→ Given request
Select the lines that hold the word "Date" and copy each one.

────────────────────────────────────────

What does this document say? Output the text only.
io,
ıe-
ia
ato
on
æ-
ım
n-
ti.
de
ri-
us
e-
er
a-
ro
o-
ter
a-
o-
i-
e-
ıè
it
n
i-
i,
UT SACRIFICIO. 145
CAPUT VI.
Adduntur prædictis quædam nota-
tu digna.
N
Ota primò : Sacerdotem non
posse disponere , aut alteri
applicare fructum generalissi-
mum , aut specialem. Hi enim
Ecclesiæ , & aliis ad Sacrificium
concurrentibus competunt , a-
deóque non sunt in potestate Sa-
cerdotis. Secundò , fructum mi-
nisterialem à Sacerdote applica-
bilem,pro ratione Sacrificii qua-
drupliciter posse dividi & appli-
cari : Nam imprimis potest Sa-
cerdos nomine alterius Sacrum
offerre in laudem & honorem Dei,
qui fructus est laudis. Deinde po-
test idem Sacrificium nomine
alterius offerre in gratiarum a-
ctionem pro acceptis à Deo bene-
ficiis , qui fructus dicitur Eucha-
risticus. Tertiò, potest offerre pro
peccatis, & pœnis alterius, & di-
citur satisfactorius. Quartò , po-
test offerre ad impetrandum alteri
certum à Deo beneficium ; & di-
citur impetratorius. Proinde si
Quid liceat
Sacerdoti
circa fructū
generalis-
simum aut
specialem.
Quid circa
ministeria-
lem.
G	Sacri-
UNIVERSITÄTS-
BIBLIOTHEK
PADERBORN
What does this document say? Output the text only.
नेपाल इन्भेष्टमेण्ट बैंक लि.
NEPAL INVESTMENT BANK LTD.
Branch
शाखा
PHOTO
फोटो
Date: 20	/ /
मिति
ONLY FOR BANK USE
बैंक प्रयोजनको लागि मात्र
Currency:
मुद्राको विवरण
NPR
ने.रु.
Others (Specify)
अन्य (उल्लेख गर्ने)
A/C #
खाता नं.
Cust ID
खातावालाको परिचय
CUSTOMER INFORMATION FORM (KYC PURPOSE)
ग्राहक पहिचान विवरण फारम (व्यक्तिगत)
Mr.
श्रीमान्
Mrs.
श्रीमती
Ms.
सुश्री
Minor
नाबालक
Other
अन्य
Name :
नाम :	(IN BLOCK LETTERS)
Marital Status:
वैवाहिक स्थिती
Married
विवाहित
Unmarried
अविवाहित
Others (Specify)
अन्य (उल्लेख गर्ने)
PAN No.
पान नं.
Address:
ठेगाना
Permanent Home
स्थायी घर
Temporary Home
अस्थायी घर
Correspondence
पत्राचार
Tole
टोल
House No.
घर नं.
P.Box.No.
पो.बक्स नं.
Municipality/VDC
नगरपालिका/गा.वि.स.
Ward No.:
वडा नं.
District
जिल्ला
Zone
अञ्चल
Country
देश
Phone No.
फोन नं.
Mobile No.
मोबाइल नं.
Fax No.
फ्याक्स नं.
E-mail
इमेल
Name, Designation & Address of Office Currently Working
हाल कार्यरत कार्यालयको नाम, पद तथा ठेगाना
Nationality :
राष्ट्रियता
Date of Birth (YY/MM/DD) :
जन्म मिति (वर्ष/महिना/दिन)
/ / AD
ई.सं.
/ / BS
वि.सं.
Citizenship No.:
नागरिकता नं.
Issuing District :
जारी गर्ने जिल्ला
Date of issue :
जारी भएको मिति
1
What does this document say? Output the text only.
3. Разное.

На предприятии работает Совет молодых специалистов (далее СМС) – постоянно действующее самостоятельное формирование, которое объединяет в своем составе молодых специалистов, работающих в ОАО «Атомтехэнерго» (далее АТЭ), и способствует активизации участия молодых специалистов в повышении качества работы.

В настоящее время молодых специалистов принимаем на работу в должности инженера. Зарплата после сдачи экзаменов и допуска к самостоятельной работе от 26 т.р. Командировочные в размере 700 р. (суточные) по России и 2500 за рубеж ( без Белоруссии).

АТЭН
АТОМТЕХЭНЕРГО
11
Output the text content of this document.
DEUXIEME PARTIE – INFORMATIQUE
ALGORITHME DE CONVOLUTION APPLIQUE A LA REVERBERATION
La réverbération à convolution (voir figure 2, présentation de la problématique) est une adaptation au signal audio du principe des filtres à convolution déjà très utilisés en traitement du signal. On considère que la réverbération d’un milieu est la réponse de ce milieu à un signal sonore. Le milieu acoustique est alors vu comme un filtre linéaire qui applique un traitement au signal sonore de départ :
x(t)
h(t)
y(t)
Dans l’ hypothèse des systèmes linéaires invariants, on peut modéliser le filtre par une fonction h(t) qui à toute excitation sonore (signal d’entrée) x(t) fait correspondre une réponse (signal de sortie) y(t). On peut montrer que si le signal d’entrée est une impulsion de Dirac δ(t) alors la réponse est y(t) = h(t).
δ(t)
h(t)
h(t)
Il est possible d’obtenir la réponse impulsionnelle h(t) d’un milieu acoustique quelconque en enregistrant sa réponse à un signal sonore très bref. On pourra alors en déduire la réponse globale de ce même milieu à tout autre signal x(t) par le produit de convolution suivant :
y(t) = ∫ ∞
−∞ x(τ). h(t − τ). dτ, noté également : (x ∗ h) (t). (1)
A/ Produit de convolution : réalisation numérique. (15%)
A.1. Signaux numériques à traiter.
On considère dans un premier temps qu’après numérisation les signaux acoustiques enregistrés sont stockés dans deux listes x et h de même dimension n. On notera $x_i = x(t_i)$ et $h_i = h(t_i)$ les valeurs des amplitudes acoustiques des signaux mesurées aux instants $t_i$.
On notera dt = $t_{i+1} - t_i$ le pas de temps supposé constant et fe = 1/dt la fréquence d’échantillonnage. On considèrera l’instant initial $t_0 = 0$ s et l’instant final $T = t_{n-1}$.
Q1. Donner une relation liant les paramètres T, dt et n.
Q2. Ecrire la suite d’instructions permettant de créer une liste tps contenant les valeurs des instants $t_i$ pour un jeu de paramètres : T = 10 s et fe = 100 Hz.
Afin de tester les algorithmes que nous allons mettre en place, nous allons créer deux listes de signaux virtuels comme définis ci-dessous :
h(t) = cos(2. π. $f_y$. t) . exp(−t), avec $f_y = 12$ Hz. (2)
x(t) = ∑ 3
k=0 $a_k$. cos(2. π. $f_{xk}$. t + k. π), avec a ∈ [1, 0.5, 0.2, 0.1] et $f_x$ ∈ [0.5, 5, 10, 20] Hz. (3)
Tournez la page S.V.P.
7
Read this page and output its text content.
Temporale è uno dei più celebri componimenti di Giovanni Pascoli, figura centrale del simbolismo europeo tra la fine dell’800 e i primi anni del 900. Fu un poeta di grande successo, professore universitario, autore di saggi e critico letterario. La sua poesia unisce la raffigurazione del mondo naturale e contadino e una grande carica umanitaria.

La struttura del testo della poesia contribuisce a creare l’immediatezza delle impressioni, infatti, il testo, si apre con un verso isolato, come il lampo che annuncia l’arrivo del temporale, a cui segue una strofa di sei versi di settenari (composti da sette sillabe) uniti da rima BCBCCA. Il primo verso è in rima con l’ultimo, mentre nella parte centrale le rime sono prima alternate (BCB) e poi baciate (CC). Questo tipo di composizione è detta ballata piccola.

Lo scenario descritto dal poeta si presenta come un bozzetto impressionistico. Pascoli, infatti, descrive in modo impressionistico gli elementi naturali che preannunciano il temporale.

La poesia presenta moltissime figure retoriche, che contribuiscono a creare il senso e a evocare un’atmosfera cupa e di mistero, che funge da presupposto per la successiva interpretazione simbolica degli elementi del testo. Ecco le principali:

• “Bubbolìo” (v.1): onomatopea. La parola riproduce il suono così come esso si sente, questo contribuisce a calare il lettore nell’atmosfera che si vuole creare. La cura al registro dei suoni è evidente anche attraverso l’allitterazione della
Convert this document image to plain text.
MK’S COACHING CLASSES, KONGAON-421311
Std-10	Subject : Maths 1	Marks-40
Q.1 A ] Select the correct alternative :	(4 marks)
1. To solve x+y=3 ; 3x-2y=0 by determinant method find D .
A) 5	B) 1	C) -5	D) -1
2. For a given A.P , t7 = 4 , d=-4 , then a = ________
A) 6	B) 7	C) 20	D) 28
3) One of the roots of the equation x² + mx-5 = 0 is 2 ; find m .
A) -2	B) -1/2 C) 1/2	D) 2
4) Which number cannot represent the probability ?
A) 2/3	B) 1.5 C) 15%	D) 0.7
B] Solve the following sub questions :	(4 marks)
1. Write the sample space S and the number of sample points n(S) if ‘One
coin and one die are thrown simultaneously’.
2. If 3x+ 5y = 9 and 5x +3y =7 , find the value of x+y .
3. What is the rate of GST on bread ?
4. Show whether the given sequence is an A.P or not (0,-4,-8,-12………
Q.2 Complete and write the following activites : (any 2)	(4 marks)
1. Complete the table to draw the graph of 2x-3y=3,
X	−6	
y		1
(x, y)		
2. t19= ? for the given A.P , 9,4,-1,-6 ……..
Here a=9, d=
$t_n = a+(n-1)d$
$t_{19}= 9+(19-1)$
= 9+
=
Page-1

────────────────────────────────────────

→ Answer to this problem
Date: 20	/ /
Date of Birth (YY/MM/DD) :
Date of issue :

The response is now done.